- _What is required_
Check every line below for the word "JSON" and show those that hold it.

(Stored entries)
-------------------------

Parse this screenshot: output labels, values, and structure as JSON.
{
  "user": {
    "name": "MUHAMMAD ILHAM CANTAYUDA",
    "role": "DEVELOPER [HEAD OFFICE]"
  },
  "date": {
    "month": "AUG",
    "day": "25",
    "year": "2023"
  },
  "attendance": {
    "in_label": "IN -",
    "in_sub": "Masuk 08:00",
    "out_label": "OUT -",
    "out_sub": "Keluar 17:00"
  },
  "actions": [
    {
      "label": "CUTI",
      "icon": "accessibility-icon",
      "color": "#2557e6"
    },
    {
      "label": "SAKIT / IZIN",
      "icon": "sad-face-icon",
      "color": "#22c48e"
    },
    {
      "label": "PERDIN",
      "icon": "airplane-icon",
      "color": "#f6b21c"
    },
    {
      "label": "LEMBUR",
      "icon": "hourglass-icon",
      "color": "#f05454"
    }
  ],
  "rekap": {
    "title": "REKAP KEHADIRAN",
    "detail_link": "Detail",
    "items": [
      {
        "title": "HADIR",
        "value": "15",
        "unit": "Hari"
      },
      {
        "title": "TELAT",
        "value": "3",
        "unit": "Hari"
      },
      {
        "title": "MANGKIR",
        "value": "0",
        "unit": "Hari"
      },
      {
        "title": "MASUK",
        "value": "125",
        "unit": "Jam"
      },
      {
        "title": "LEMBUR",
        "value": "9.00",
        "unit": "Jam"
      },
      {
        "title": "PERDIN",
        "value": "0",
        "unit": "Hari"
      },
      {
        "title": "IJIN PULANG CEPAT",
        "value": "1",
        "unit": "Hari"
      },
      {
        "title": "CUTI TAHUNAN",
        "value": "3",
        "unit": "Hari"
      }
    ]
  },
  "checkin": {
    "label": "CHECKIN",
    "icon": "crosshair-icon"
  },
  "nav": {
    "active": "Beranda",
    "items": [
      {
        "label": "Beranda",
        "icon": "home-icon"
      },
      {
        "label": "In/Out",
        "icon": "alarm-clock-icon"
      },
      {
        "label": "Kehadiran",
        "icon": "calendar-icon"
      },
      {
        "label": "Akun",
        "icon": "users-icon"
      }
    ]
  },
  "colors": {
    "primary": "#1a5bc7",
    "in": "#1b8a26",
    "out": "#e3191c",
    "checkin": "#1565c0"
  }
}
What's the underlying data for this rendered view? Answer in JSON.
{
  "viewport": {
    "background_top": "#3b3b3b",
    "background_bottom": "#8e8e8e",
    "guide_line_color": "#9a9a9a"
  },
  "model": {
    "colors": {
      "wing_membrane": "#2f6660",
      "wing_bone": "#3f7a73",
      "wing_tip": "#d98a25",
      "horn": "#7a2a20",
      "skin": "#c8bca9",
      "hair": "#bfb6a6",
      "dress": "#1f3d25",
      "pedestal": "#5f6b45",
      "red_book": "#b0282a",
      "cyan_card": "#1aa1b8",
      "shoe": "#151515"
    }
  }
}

-------------------------

- _Response to this exercise_
Parse this screenshot: output labels, values, and structure as JSON.
What's the underlying data for this rendered view? Answer in JSON.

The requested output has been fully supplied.